The task
Transcribe the listing below word for word.

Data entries
• • •

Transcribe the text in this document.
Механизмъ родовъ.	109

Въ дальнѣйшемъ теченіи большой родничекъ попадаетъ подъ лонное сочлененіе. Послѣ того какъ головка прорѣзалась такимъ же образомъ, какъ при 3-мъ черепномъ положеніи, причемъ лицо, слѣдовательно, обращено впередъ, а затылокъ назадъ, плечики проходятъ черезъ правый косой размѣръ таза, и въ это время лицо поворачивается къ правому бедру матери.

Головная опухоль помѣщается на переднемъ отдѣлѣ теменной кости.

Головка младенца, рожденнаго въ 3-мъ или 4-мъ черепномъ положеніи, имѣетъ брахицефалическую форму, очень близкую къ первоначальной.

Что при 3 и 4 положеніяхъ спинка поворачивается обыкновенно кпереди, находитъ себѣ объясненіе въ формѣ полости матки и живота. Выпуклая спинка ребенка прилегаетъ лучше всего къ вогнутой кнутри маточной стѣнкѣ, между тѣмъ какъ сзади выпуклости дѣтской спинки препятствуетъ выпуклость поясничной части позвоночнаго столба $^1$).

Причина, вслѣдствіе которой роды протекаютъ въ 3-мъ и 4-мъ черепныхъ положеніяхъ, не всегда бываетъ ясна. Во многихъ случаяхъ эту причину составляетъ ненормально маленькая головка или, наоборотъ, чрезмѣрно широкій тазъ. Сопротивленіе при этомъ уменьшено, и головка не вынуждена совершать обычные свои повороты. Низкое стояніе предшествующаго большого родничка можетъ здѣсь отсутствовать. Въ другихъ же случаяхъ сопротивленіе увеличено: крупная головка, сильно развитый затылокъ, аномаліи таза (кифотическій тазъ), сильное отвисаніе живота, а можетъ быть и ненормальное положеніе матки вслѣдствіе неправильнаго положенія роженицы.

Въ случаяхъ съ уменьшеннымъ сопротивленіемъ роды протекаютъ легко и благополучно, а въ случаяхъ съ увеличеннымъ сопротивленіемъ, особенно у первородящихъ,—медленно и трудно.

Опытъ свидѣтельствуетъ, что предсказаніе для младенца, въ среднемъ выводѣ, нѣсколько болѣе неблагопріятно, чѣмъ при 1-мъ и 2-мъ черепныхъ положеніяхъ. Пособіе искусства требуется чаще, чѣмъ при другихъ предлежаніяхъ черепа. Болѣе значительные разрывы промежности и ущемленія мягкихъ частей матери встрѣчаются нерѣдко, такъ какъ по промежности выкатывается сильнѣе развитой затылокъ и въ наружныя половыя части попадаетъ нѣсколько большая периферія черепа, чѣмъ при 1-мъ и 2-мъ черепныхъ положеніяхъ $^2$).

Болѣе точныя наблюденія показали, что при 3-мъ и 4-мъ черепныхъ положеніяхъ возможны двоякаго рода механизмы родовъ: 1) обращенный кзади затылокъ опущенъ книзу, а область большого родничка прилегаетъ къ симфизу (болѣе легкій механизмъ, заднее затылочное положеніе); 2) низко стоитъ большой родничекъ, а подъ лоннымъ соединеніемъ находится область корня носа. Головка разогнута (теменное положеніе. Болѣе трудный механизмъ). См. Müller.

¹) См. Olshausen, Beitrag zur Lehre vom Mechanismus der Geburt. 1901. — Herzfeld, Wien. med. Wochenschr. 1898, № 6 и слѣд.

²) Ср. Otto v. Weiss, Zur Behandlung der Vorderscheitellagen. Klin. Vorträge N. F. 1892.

• • •

Task output
Transcribe the text in this document.
Механизмъ родовъ.	109

Въ дальнѣйшемъ теченіи большой родничекъ попадаетъ подъ лонное сочлененіе. Послѣ того какъ головка прорѣзалась такимъ же образомъ, какъ при 3-мъ черепномъ положеніи, причемъ лицо, слѣдовательно, обращено впередъ, а затылокъ назадъ, плечики проходятъ черезъ правый косой размѣръ таза, и въ это время лицо поворачивается къ правому бедру матери.

Головная опухоль помѣщается на переднемъ отдѣлѣ теменной кости.

Головка младенца, рожденнаго въ 3-мъ или 4-мъ черепномъ положеніи, имѣетъ брахицефалическую форму, очень близкую къ первоначальной.

Что при 3 и 4 положеніяхъ спинка поворачивается обыкновенно кпереди, находитъ себѣ объясненіе въ формѣ полости матки и живота. Выпуклая спинка ребенка прилегаетъ лучше всего къ вогнутой кнутри маточной стѣнкѣ, между тѣмъ какъ сзади выпуклости дѣтской спинки препятствуетъ выпуклость поясничной части позвоночнаго столба $^1$).

Причина, вслѣдствіе которой роды протекаютъ въ 3-мъ и 4-мъ черепныхъ положеніяхъ, не всегда бываетъ ясна. Во многихъ случаяхъ эту причину составляетъ ненормально маленькая головка или, наоборотъ, чрезмѣрно широкій тазъ. Сопротивленіе при этомъ уменьшено, и головка не вынуждена совершать обычные свои повороты. Низкое стояніе предшествующаго большого родничка можетъ здѣсь отсутствовать. Въ другихъ же случаяхъ сопротивленіе увеличено: крупная головка, сильно развитый затылокъ, аномаліи таза (кифотическій тазъ), сильное отвисаніе живота, а можетъ быть и ненормальное положеніе матки вслѣдствіе неправильнаго положенія роженицы.

Въ случаяхъ съ уменьшеннымъ сопротивленіемъ роды протекаютъ легко и благополучно, а въ случаяхъ съ увеличеннымъ сопротивленіемъ, особенно у первородящихъ,—медленно и трудно.

Опытъ свидѣтельствуетъ, что предсказаніе для младенца, въ среднемъ выводѣ, нѣсколько болѣе неблагопріятно, чѣмъ при 1-мъ и 2-мъ черепныхъ положеніяхъ. Пособіе искусства требуется чаще, чѣмъ при другихъ предлежаніяхъ черепа. Болѣе значительные разрывы промежности и ущемленія мягкихъ частей матери встрѣчаются нерѣдко, такъ какъ по промежности выкатывается сильнѣе развитой затылокъ и въ наружныя половыя части попадаетъ нѣсколько большая периферія черепа, чѣмъ при 1-мъ и 2-мъ черепныхъ положеніяхъ $^2$).

Болѣе точныя наблюденія показали, что при 3-мъ и 4-мъ черепныхъ положеніяхъ возможны двоякаго рода механизмы родовъ: 1) обращенный кзади затылокъ опущенъ книзу, а область большого родничка прилегаетъ къ симфизу (болѣе легкій механизмъ, заднее затылочное положеніе); 2) низко стоитъ большой родничекъ, а подъ лоннымъ соединеніемъ находится область корня носа. Головка разогнута (теменное положеніе. Болѣе трудный механизмъ). См. Müller.

¹) См. Olshausen, Beitrag zur Lehre vom Mechanismus der Geburt. 1901. — Herzfeld, Wien. med. Wochenschr. 1898, № 6 и слѣд.

²) Ср. Otto v. Weiss, Zur Behandlung der Vorderscheitellagen. Klin. Vorträge N. F. 1892.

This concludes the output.